═════ Dataset records

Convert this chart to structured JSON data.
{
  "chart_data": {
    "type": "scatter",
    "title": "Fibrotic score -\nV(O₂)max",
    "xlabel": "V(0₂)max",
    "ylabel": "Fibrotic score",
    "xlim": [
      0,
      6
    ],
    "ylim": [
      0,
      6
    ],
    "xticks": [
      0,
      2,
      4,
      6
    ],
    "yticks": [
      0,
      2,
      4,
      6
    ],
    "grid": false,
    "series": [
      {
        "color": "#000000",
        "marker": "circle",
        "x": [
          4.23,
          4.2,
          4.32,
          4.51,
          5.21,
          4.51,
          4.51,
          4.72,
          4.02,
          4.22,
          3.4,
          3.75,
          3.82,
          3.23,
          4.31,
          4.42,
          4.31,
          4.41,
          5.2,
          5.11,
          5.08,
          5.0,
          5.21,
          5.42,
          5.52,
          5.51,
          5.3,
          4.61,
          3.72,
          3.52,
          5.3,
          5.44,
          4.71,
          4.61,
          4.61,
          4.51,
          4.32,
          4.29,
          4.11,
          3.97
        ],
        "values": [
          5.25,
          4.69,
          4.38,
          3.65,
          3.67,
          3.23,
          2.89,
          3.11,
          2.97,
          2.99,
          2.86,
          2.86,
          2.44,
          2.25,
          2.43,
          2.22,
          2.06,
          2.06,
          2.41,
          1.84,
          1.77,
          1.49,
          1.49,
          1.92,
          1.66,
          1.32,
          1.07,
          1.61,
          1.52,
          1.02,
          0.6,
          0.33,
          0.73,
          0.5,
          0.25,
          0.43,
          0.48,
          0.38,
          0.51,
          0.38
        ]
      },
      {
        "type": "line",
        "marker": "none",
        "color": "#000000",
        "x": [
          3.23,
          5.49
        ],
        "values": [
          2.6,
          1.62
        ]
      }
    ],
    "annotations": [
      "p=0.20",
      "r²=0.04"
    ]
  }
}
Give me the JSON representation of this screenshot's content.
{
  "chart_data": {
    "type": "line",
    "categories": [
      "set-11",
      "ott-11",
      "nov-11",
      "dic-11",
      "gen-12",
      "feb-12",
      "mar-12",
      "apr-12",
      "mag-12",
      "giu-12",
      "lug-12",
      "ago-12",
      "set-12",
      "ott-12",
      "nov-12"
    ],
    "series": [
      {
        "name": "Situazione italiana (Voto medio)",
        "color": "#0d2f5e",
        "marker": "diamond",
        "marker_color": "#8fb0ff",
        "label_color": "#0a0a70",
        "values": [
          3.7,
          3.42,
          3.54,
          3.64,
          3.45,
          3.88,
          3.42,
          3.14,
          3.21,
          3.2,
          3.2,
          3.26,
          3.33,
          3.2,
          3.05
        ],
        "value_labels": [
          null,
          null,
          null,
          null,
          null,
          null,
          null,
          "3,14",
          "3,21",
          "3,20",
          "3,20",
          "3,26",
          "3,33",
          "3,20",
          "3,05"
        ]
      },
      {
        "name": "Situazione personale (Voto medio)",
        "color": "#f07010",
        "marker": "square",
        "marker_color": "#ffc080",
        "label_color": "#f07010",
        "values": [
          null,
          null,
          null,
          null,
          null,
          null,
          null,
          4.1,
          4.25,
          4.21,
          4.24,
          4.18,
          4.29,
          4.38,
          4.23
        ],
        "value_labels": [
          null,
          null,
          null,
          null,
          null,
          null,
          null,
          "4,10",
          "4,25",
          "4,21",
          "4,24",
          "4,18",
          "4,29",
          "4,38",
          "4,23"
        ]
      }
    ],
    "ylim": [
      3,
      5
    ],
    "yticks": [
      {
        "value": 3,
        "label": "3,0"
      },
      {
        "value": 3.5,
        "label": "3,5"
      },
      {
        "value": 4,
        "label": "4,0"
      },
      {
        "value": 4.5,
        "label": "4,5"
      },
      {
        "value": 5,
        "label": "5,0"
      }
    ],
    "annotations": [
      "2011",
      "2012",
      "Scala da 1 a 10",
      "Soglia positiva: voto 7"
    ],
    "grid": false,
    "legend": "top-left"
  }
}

══════════
═════ Dataset records

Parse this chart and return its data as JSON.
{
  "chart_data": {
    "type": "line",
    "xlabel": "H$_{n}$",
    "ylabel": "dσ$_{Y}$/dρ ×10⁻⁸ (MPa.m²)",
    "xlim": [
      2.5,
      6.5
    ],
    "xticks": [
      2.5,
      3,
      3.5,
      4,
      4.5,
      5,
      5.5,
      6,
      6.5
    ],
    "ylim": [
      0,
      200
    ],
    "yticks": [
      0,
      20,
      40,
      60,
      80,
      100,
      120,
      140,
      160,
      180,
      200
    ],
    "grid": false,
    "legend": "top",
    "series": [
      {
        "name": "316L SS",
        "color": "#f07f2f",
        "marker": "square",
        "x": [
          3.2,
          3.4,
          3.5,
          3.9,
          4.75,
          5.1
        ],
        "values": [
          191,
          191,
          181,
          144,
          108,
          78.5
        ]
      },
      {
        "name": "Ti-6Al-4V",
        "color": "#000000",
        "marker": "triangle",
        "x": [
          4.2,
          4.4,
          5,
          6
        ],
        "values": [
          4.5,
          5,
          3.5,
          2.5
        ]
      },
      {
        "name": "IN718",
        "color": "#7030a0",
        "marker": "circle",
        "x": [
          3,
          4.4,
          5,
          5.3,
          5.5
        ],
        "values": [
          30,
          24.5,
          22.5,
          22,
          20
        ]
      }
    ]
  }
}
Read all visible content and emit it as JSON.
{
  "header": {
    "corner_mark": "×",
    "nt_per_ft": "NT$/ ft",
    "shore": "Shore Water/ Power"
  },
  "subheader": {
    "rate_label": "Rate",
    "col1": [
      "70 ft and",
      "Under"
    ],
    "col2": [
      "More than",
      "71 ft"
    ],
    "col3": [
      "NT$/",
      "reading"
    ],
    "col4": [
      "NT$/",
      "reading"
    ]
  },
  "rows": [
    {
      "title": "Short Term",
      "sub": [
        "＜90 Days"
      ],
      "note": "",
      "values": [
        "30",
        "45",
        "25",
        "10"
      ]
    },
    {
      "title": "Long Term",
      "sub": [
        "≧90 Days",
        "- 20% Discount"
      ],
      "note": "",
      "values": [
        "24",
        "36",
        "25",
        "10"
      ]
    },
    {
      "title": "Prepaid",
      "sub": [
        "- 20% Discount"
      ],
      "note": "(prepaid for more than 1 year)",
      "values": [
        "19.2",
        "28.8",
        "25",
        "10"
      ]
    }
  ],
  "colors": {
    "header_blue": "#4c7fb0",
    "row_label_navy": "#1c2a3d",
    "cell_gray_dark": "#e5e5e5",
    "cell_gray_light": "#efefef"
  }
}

══════════

Your task
Pick out each line containing the string "name" and copy it.

The response
        "name": "Situazione italiana (Voto medio)",
        "name": "Situazione personale (Voto medio)",
        "name": "316L SS",
        "name": "Ti-6Al-4V",
        "name": "IN718",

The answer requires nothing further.